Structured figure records
********

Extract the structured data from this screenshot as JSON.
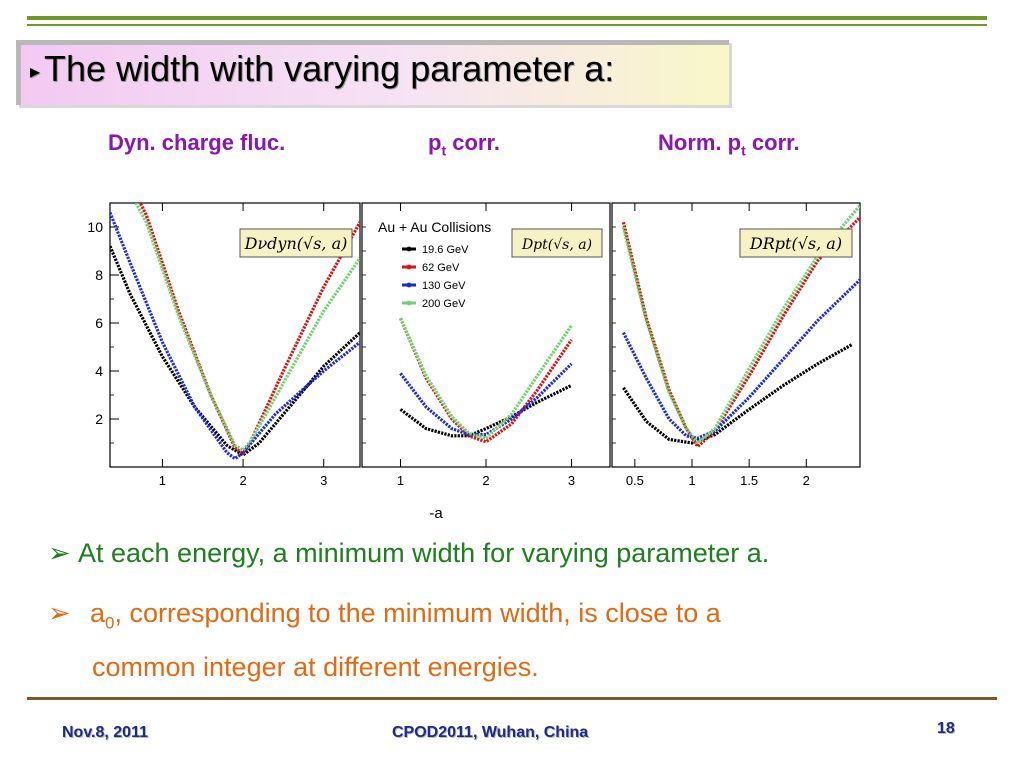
{
  "slide": {
    "title": "The width with varying parameter a:",
    "bullet_glyph": "▸"
  },
  "headers": {
    "h1": "Dyn. charge fluc.",
    "h2_main": "p",
    "h2_sub": "t",
    "h2_rest": " corr.",
    "h3_main": "Norm. p",
    "h3_sub": "t",
    "h3_rest": " corr."
  },
  "figure": {
    "legend_title": "Au + Au Collisions",
    "shared_xlabel": "-a"
  },
  "chart_data": [
    {
      "type": "line",
      "formula_label": "Dνdyn(√s, a)",
      "x_ticks": [
        "1",
        "2",
        "3"
      ],
      "y_ticks": [
        "2",
        "4",
        "6",
        "8",
        "10"
      ],
      "xlim": [
        0.35,
        3.45
      ],
      "ylim": [
        0,
        11.0
      ],
      "series": [
        {
          "name": "19.6 GeV",
          "color": "#000000",
          "x": [
            0.35,
            0.6,
            1.0,
            1.4,
            1.8,
            2.0,
            2.2,
            2.6,
            3.0,
            3.45
          ],
          "y": [
            9.2,
            7.2,
            4.6,
            2.5,
            0.9,
            0.5,
            1.0,
            2.6,
            4.2,
            5.6
          ]
        },
        {
          "name": "62 GeV",
          "color": "#e01010",
          "x": [
            0.35,
            0.8,
            1.2,
            1.6,
            1.9,
            2.0,
            2.1,
            2.5,
            3.0,
            3.45
          ],
          "y": [
            13.5,
            10.5,
            6.5,
            3.0,
            0.8,
            0.55,
            1.1,
            4.0,
            7.5,
            10.2
          ]
        },
        {
          "name": "130 GeV",
          "color": "#1a2adc",
          "x": [
            0.35,
            0.6,
            1.0,
            1.4,
            1.8,
            1.9,
            2.0,
            2.4,
            3.0,
            3.45
          ],
          "y": [
            10.6,
            8.5,
            5.2,
            2.5,
            0.6,
            0.35,
            0.6,
            2.2,
            4.0,
            5.2
          ]
        },
        {
          "name": "200 GeV",
          "color": "#6ed36e",
          "x": [
            0.35,
            0.8,
            1.2,
            1.6,
            1.9,
            2.0,
            2.1,
            2.5,
            3.0,
            3.45
          ],
          "y": [
            13.0,
            10.2,
            6.3,
            3.0,
            0.9,
            0.7,
            1.1,
            3.5,
            6.5,
            8.7
          ]
        }
      ]
    },
    {
      "type": "line",
      "formula_label": "Dpt(√s, a)",
      "x_ticks": [
        "1",
        "2",
        "3"
      ],
      "y_ticks": [],
      "xlim": [
        0.55,
        3.45
      ],
      "ylim": [
        0,
        11.0
      ],
      "series": [
        {
          "name": "19.6 GeV",
          "color": "#000000",
          "x": [
            1.0,
            1.3,
            1.6,
            1.8,
            2.0,
            2.3,
            2.6,
            3.0
          ],
          "y": [
            2.4,
            1.6,
            1.3,
            1.3,
            1.6,
            2.1,
            2.7,
            3.4
          ]
        },
        {
          "name": "62 GeV",
          "color": "#e01010",
          "x": [
            1.0,
            1.3,
            1.6,
            1.8,
            2.0,
            2.3,
            2.6,
            3.0
          ],
          "y": [
            6.2,
            3.7,
            2.0,
            1.3,
            1.05,
            1.8,
            3.2,
            5.3
          ]
        },
        {
          "name": "130 GeV",
          "color": "#1a2adc",
          "x": [
            1.0,
            1.3,
            1.6,
            1.8,
            2.0,
            2.3,
            2.6,
            3.0
          ],
          "y": [
            3.9,
            2.5,
            1.6,
            1.35,
            1.35,
            2.0,
            2.9,
            4.3
          ]
        },
        {
          "name": "200 GeV",
          "color": "#6ed36e",
          "x": [
            1.0,
            1.3,
            1.6,
            1.8,
            2.0,
            2.3,
            2.6,
            3.0
          ],
          "y": [
            6.2,
            3.8,
            2.1,
            1.4,
            1.2,
            2.2,
            3.8,
            5.9
          ]
        }
      ]
    },
    {
      "type": "line",
      "formula_label": "DRpt(√s, a)",
      "x_ticks": [
        "0.5",
        "1",
        "1.5",
        "2"
      ],
      "y_ticks": [],
      "xlim": [
        0.3,
        2.47
      ],
      "ylim": [
        0,
        11.0
      ],
      "series": [
        {
          "name": "19.6 GeV",
          "color": "#000000",
          "x": [
            0.4,
            0.6,
            0.8,
            1.0,
            1.2,
            1.5,
            1.8,
            2.1,
            2.4
          ],
          "y": [
            3.3,
            1.9,
            1.15,
            1.0,
            1.35,
            2.4,
            3.4,
            4.3,
            5.1
          ]
        },
        {
          "name": "62 GeV",
          "color": "#e01010",
          "x": [
            0.4,
            0.6,
            0.8,
            0.95,
            1.05,
            1.2,
            1.5,
            1.8,
            2.1,
            2.47
          ],
          "y": [
            10.2,
            6.2,
            3.2,
            1.6,
            0.85,
            1.5,
            3.8,
            6.3,
            8.6,
            10.4
          ]
        },
        {
          "name": "130 GeV",
          "color": "#1a2adc",
          "x": [
            0.4,
            0.6,
            0.8,
            0.95,
            1.05,
            1.2,
            1.5,
            1.8,
            2.1,
            2.47
          ],
          "y": [
            5.6,
            3.7,
            2.0,
            1.3,
            1.2,
            1.5,
            2.9,
            4.5,
            6.1,
            7.8
          ]
        },
        {
          "name": "200 GeV",
          "color": "#6ed36e",
          "x": [
            0.4,
            0.6,
            0.8,
            0.95,
            1.05,
            1.2,
            1.5,
            1.8,
            2.1,
            2.47
          ],
          "y": [
            10.0,
            6.1,
            3.1,
            1.6,
            1.0,
            1.6,
            4.1,
            6.6,
            8.8,
            10.9
          ]
        }
      ]
    }
  ],
  "bullets": {
    "b1": "At each energy, a minimum width for varying parameter a.",
    "b2_pre": "a",
    "b2_sub": "0",
    "b2_post": ", corresponding to the minimum width, is close to a",
    "b2_cont": "common integer at different energies.",
    "arrow_glyph": "➢"
  },
  "footer": {
    "date": "Nov.8, 2011",
    "venue": "CPOD2011, Wuhan, China",
    "page": "18"
  }
}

********

**Exercise requirements:**
Make an exact copy of all the material, but keep the pictures out of it.

**Output of the task:**
Extract the structured data from this screenshot as JSON.
{
  "slide": {
    "title": "The width with varying parameter a:",
    "bullet_glyph": "▸"
  },
  "headers": {
    "h1": "Dyn. charge fluc.",
    "h2_main": "p",
    "h2_sub": "t",
    "h2_rest": " corr.",
    "h3_main": "Norm. p",
    "h3_sub": "t",
    "h3_rest": " corr."
  },
  "figure": {
    "legend_title": "Au + Au Collisions",
    "shared_xlabel": "-a"
  },
  "chart_data": [
    {
      "type": "line",
      "formula_label": "Dνdyn(√s, a)",
      "x_ticks": [
        "1",
        "2",
        "3"
      ],
      "y_ticks": [
        "2",
        "4",
        "6",
        "8",
        "10"
      ],
      "xlim": [
        0.35,
        3.45
      ],
      "ylim": [
        0,
        11.0
      ],
      "series": [
        {
          "name": "19.6 GeV",
          "color": "#000000",
          "x": [
            0.35,
            0.6,
            1.0,
            1.4,
            1.8,
            2.0,
            2.2,
            2.6,
            3.0,
            3.45
          ],
          "y": [
            9.2,
            7.2,
            4.6,
            2.5,
            0.9,
            0.5,
            1.0,
            2.6,
            4.2,
            5.6
          ]
        },
        {
          "name": "62 GeV",
          "color": "#e01010",
          "x": [
            0.35,
            0.8,
            1.2,
            1.6,
            1.9,
            2.0,
            2.1,
            2.5,
            3.0,
            3.45
          ],
          "y": [
            13.5,
            10.5,
            6.5,
            3.0,
            0.8,
            0.55,
            1.1,
            4.0,
            7.5,
            10.2
          ]
        },
        {
          "name": "130 GeV",
          "color": "#1a2adc",
          "x": [
            0.35,
            0.6,
            1.0,
            1.4,
            1.8,
            1.9,
            2.0,
            2.4,
            3.0,
            3.45
          ],
          "y": [
            10.6,
            8.5,
            5.2,
            2.5,
            0.6,
            0.35,
            0.6,
            2.2,
            4.0,
            5.2
          ]
        },
        {
          "name": "200 GeV",
          "color": "#6ed36e",
          "x": [
            0.35,
            0.8,
            1.2,
            1.6,
            1.9,
            2.0,
            2.1,
            2.5,
            3.0,
            3.45
          ],
          "y": [
            13.0,
            10.2,
            6.3,
            3.0,
            0.9,
            0.7,
            1.1,
            3.5,
            6.5,
            8.7
          ]
        }
      ]
    },
    {
      "type": "line",
      "formula_label": "Dpt(√s, a)",
      "x_ticks": [
        "1",
        "2",
        "3"
      ],
      "y_ticks": [],
      "xlim": [
        0.55,
        3.45
      ],
      "ylim": [
        0,
        11.0
      ],
      "series": [
        {
          "name": "19.6 GeV",
          "color": "#000000",
          "x": [
            1.0,
            1.3,
            1.6,
            1.8,
            2.0,
            2.3,
            2.6,
            3.0
          ],
          "y": [
            2.4,
            1.6,
            1.3,
            1.3,
            1.6,
            2.1,
            2.7,
            3.4
          ]
        },
        {
          "name": "62 GeV",
          "color": "#e01010",
          "x": [
            1.0,
            1.3,
            1.6,
            1.8,
            2.0,
            2.3,
            2.6,
            3.0
          ],
          "y": [
            6.2,
            3.7,
            2.0,
            1.3,
            1.05,
            1.8,
            3.2,
            5.3
          ]
        },
        {
          "name": "130 GeV",
          "color": "#1a2adc",
          "x": [
            1.0,
            1.3,
            1.6,
            1.8,
            2.0,
            2.3,
            2.6,
            3.0
          ],
          "y": [
            3.9,
            2.5,
            1.6,
            1.35,
            1.35,
            2.0,
            2.9,
            4.3
          ]
        },
        {
          "name": "200 GeV",
          "color": "#6ed36e",
          "x": [
            1.0,
            1.3,
            1.6,
            1.8,
            2.0,
            2.3,
            2.6,
            3.0
          ],
          "y": [
            6.2,
            3.8,
            2.1,
            1.4,
            1.2,
            2.2,
            3.8,
            5.9
          ]
        }
      ]
    },
    {
      "type": "line",
      "formula_label": "DRpt(√s, a)",
      "x_ticks": [
        "0.5",
        "1",
        "1.5",
        "2"
      ],
      "y_ticks": [],
      "xlim": [
        0.3,
        2.47
      ],
      "ylim": [
        0,
        11.0
      ],
      "series": [
        {
          "name": "19.6 GeV",
          "color": "#000000",
          "x": [
            0.4,
            0.6,
            0.8,
            1.0,
            1.2,
            1.5,
            1.8,
            2.1,
            2.4
          ],
          "y": [
            3.3,
            1.9,
            1.15,
            1.0,
            1.35,
            2.4,
            3.4,
            4.3,
            5.1
          ]
        },
        {
          "name": "62 GeV",
          "color": "#e01010",
          "x": [
            0.4,
            0.6,
            0.8,
            0.95,
            1.05,
            1.2,
            1.5,
            1.8,
            2.1,
            2.47
          ],
          "y": [
            10.2,
            6.2,
            3.2,
            1.6,
            0.85,
            1.5,
            3.8,
            6.3,
            8.6,
            10.4
          ]
        },
        {
          "name": "130 GeV",
          "color": "#1a2adc",
          "x": [
            0.4,
            0.6,
            0.8,
            0.95,
            1.05,
            1.2,
            1.5,
            1.8,
            2.1,
            2.47
          ],
          "y": [
            5.6,
            3.7,
            2.0,
            1.3,
            1.2,
            1.5,
            2.9,
            4.5,
            6.1,
            7.8
          ]
        },
        {
          "name": "200 GeV",
          "color": "#6ed36e",
          "x": [
            0.4,
            0.6,
            0.8,
            0.95,
            1.05,
            1.2,
            1.5,
            1.8,
            2.1,
            2.47
          ],
          "y": [
            10.0,
            6.1,
            3.1,
            1.6,
            1.0,
            1.6,
            4.1,
            6.6,
            8.8,
            10.9
          ]
        }
      ]
    }
  ],
  "bullets": {
    "b1": "At each energy, a minimum width for varying parameter a.",
    "b2_pre": "a",
    "b2_sub": "0",
    "b2_post": ", corresponding to the minimum width, is close to a",
    "b2_cont": "common integer at different energies.",
    "arrow_glyph": "➢"
  },
  "footer": {
    "date": "Nov.8, 2011",
    "venue": "CPOD2011, Wuhan, China",
    "page": "18"
  }
}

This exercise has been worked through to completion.